§ Exercise: Gather each line in the entries that includes the string "content".

§ Source records:
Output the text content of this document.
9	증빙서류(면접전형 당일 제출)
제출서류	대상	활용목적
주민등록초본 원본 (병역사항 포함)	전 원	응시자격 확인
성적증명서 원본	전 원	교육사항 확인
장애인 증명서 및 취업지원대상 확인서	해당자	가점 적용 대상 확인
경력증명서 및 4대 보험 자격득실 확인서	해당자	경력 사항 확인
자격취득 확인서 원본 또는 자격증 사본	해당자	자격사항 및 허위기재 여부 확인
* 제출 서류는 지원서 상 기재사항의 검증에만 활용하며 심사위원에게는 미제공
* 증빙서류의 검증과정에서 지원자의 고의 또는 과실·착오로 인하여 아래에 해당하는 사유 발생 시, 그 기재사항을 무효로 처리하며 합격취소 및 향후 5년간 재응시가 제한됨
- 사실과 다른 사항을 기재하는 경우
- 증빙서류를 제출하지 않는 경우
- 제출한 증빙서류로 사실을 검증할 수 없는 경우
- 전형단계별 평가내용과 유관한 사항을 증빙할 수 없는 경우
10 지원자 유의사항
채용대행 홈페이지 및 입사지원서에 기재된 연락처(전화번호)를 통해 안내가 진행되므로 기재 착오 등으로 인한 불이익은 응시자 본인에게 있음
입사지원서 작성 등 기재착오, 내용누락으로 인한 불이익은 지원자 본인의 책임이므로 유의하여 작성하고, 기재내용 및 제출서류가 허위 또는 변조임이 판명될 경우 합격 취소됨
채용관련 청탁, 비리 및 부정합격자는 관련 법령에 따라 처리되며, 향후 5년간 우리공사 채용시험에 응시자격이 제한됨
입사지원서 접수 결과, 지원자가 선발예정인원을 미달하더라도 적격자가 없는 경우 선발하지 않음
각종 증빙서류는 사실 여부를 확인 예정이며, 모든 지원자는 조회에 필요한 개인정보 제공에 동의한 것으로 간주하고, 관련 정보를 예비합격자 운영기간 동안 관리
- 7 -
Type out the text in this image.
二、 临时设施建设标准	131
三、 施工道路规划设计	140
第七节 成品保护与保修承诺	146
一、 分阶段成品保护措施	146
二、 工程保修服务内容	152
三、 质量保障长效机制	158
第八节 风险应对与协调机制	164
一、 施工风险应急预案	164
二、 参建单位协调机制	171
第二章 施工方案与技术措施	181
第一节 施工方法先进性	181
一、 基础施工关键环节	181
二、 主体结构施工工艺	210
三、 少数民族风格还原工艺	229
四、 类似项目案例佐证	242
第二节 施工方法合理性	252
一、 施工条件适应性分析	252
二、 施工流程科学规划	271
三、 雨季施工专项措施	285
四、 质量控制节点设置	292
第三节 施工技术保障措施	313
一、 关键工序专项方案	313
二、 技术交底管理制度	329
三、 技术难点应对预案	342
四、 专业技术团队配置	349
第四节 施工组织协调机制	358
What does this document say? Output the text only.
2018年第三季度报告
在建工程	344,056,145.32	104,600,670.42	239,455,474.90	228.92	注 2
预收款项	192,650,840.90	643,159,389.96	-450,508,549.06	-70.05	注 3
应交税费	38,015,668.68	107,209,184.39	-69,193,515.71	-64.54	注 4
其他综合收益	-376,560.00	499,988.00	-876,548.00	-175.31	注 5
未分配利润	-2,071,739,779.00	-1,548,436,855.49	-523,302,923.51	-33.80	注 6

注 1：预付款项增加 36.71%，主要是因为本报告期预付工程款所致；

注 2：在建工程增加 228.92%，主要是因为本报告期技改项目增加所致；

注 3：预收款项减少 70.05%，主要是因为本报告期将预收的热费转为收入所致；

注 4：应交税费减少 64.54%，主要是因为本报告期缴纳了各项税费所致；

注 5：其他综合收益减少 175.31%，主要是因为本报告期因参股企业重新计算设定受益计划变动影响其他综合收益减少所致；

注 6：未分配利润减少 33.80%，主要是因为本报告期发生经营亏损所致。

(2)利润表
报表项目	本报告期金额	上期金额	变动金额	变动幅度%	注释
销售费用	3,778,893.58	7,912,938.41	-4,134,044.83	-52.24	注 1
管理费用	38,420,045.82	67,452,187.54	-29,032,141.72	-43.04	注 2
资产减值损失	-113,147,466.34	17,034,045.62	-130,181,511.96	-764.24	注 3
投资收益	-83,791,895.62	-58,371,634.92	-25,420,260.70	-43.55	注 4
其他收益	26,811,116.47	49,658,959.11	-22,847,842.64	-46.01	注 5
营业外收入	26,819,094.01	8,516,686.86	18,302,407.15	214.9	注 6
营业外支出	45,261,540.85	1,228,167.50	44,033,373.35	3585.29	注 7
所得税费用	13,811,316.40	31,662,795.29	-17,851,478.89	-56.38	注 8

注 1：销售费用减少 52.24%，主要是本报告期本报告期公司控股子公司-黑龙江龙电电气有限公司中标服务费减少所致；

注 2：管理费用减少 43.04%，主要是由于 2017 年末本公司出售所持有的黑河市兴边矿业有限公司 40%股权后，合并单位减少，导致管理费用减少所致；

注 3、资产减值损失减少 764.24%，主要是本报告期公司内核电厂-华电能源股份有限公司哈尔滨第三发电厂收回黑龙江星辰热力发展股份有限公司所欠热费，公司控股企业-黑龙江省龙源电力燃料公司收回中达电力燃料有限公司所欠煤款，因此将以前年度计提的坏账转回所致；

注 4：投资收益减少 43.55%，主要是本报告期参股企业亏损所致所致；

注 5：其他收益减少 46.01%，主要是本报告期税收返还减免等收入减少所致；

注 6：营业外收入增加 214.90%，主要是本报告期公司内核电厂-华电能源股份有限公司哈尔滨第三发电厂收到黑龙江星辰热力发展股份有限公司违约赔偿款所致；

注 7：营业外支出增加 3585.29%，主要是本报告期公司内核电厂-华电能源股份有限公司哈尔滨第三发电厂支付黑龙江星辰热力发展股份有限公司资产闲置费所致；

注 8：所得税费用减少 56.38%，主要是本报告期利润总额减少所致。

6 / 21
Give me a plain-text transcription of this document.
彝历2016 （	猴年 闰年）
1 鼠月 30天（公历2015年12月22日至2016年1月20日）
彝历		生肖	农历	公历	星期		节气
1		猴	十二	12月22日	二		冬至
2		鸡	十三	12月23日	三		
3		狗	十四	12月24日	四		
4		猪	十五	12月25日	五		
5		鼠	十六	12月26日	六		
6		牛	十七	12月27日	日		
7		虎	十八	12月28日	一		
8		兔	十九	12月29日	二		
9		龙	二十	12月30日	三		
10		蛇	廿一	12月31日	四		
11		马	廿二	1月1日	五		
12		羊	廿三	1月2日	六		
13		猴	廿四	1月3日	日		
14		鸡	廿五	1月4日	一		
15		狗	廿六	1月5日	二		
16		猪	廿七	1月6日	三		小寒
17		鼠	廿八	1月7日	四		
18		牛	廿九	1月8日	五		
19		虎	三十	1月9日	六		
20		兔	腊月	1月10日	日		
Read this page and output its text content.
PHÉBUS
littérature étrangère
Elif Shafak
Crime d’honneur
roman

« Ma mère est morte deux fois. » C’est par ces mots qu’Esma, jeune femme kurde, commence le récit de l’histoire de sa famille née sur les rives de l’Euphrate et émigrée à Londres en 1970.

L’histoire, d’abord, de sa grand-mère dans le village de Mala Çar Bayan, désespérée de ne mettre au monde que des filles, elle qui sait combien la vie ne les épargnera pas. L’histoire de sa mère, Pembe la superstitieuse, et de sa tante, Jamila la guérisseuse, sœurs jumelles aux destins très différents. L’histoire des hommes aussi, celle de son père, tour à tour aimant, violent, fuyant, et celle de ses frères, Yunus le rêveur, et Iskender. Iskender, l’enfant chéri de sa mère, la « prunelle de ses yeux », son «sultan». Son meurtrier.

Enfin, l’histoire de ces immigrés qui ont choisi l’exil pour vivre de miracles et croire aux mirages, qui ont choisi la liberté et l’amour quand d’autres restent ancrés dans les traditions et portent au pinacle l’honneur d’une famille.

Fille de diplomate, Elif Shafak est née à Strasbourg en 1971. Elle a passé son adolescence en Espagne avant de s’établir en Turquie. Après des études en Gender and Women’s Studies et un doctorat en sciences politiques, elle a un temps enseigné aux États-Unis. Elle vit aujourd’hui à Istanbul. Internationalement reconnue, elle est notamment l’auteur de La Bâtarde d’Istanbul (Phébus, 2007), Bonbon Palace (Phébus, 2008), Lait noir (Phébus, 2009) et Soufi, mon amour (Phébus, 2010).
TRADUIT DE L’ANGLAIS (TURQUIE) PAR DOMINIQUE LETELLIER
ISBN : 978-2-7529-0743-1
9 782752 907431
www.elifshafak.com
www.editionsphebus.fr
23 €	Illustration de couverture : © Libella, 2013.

§ Solution to this exercise:
Output the text content of this document.
Read this page and output its text content.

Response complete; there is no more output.